#### [Set task]
Which lines in the material below contain the word "question"? Copy each of them.

#### [Recorded data]
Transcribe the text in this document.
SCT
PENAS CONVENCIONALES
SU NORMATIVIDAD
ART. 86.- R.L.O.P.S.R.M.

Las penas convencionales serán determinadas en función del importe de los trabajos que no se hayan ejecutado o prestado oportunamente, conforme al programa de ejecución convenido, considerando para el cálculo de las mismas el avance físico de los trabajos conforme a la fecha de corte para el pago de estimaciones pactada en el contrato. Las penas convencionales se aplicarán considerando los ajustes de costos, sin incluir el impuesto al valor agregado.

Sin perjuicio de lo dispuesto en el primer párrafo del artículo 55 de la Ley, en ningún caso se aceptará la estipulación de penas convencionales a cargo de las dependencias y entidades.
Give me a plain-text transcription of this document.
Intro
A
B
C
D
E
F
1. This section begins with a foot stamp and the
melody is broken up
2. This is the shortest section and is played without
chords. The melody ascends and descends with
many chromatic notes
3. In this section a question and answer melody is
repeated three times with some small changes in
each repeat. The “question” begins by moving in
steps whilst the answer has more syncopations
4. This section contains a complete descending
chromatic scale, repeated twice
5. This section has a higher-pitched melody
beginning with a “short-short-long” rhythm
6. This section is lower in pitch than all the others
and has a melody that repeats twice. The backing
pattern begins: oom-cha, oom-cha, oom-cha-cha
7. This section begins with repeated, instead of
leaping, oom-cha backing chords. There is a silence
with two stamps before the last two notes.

#### [Answer]
3. In this section a question and answer melody is
each repeat. The “question” begins by moving in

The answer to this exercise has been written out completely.